EXERCISE DESCRIPTION: Take every line that has the string "sert" and copy it out.
::: DATA EXCERPTS :::
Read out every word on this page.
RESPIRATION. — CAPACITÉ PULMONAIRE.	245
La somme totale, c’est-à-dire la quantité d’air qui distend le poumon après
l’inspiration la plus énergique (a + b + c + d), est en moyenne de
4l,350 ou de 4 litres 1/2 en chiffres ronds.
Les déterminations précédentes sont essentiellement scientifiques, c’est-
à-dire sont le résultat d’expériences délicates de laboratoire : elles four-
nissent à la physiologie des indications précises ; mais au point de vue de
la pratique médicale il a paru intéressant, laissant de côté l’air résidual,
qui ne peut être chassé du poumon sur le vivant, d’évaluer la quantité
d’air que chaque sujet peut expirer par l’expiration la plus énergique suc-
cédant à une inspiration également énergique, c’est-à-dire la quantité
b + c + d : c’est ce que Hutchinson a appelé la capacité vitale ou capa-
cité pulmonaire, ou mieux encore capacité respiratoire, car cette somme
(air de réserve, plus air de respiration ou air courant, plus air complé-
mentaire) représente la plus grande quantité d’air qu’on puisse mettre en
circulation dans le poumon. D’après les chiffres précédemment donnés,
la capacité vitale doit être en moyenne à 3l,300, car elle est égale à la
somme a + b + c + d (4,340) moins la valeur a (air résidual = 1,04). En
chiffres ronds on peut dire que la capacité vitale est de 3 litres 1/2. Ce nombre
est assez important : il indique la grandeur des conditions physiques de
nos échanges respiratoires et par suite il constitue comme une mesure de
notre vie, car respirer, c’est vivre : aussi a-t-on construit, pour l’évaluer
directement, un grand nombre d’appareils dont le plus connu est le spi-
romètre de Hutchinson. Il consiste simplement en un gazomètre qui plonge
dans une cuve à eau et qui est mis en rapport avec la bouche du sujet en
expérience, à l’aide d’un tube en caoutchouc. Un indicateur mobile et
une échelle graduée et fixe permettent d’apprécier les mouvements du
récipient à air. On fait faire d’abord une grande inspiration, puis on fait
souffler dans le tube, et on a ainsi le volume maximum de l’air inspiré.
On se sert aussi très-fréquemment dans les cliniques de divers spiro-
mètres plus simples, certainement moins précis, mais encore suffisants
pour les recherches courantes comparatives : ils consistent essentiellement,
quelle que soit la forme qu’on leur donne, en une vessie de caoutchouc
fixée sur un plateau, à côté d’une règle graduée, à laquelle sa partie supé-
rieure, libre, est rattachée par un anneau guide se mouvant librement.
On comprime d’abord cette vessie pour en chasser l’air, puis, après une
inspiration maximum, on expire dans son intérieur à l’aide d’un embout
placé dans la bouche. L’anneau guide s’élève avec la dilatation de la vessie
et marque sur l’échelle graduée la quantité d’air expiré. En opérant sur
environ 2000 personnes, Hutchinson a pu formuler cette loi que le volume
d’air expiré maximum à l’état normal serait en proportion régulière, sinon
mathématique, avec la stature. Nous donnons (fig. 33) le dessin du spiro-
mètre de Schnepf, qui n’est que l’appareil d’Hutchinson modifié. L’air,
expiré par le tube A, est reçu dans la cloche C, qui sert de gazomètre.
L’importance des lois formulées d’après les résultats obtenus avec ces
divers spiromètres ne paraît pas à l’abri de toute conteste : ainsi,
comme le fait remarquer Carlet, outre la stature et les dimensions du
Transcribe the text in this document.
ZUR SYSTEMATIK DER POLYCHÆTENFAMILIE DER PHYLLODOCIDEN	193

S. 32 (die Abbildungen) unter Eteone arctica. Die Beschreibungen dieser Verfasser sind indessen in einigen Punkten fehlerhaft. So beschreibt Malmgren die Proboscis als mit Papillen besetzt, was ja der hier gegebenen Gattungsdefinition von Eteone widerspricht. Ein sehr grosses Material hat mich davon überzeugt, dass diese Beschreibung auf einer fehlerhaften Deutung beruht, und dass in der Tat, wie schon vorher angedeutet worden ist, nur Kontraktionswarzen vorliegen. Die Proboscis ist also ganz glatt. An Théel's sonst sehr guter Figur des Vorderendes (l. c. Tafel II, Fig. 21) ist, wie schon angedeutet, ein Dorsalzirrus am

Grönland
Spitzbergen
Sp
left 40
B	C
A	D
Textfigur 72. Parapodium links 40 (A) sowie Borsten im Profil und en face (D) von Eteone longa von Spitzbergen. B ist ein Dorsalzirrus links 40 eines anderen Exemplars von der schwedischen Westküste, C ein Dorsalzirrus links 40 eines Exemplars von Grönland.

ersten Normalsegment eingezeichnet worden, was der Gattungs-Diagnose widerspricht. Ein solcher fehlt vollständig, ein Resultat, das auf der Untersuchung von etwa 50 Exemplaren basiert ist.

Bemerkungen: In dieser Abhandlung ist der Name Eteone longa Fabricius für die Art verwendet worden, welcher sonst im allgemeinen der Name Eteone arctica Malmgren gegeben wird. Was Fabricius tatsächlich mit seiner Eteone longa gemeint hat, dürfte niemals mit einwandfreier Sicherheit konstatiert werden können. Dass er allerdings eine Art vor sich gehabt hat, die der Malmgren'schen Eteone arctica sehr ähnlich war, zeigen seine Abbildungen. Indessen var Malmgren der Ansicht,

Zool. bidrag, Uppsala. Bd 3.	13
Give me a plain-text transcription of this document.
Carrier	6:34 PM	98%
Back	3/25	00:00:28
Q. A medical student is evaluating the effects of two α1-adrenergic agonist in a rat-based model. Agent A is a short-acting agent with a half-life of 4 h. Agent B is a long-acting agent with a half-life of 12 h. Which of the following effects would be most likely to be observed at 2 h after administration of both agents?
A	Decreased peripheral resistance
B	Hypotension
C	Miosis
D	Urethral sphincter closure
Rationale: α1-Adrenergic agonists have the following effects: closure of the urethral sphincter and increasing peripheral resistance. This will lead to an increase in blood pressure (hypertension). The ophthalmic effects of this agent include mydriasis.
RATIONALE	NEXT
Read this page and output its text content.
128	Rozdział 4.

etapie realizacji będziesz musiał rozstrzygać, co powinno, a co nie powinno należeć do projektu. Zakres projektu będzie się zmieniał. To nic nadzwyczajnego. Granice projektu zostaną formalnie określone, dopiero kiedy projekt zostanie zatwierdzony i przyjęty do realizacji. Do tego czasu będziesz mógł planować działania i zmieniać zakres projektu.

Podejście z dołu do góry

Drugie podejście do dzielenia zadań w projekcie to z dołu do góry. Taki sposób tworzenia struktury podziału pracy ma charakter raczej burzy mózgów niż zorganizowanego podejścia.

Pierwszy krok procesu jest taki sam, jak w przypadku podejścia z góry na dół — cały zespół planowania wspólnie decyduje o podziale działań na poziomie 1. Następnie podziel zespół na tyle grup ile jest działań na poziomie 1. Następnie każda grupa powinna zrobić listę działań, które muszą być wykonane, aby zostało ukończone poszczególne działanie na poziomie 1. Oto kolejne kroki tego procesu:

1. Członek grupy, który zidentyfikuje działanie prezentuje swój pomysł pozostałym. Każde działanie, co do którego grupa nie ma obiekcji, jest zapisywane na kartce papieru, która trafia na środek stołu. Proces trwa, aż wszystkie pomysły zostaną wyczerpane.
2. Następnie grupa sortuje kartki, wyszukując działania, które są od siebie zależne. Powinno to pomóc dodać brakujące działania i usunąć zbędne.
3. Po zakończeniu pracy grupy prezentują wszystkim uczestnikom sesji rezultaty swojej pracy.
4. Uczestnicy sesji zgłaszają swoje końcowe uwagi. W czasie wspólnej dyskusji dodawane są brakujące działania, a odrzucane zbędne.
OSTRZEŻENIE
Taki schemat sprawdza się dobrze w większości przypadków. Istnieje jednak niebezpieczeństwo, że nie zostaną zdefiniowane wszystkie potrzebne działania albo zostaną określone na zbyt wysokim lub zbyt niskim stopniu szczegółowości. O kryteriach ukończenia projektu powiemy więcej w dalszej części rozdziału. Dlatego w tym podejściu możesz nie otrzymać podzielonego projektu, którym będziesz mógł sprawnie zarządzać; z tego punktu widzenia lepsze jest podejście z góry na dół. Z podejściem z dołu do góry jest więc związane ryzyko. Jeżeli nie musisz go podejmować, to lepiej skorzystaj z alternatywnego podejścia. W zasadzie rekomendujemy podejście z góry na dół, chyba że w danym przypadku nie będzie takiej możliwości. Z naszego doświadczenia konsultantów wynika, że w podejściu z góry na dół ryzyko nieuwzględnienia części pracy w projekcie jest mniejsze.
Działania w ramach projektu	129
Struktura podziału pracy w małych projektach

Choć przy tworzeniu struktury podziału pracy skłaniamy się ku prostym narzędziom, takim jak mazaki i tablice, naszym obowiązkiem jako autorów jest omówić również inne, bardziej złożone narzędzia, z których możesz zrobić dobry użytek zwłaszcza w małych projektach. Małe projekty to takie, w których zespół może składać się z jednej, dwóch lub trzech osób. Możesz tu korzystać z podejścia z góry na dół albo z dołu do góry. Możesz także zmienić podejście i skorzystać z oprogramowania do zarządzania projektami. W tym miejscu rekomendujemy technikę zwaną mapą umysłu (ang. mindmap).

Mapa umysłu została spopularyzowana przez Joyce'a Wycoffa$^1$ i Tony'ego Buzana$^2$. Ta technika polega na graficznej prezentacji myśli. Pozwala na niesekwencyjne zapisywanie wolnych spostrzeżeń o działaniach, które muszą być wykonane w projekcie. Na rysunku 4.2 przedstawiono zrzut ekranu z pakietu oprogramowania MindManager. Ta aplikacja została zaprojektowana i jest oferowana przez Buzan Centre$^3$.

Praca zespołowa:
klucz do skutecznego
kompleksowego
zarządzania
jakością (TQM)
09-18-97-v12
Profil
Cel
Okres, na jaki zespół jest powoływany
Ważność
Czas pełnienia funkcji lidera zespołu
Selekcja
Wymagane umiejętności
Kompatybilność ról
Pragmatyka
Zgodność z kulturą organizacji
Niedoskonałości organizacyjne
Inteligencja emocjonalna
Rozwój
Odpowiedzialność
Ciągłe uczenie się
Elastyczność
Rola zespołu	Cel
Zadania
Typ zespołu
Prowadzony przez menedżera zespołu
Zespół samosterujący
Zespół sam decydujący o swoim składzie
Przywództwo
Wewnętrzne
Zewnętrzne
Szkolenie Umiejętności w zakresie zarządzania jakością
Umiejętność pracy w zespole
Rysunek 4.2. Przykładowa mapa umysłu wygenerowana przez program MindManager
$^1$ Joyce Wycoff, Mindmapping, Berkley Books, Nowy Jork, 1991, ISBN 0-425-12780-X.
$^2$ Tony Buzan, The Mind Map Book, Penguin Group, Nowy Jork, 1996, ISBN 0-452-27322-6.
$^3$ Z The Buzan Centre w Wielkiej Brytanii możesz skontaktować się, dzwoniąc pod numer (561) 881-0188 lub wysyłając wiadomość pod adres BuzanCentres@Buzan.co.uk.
:::
REPLY TO THE EXERCISE:
On se sert aussi très-fréquemment dans les cliniques de divers spiro-
expiré par le tube A, est reçu dans la cloche C, qui sert de gazomètre.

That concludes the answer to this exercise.